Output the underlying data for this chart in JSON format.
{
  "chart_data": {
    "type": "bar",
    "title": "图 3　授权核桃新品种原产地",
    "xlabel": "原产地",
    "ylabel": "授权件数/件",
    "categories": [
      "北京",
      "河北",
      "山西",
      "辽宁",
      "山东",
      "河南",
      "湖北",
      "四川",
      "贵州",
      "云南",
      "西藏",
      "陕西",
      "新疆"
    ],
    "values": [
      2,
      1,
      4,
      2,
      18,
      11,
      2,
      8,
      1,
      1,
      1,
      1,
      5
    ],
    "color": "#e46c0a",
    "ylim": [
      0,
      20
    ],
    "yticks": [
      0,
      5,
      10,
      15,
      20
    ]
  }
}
______________________________
TO BE DONE: Every record above should be output exactly.

RESPONSE:
Output the underlying data for this chart in JSON format.
{
  "chart_data": {
    "type": "bar",
    "title": "图 3　授权核桃新品种原产地",
    "xlabel": "原产地",
    "ylabel": "授权件数/件",
    "categories": [
      "北京",
      "河北",
      "山西",
      "辽宁",
      "山东",
      "河南",
      "湖北",
      "四川",
      "贵州",
      "云南",
      "西藏",
      "陕西",
      "新疆"
    ],
    "values": [
      2,
      1,
      4,
      2,
      18,
      11,
      2,
      8,
      1,
      1,
      1,
      1,
      5
    ],
    "color": "#e46c0a",
    "ylim": [
      0,
      20
    ],
    "yticks": [
      0,
      5,
      10,
      15,
      20
    ]
  }
}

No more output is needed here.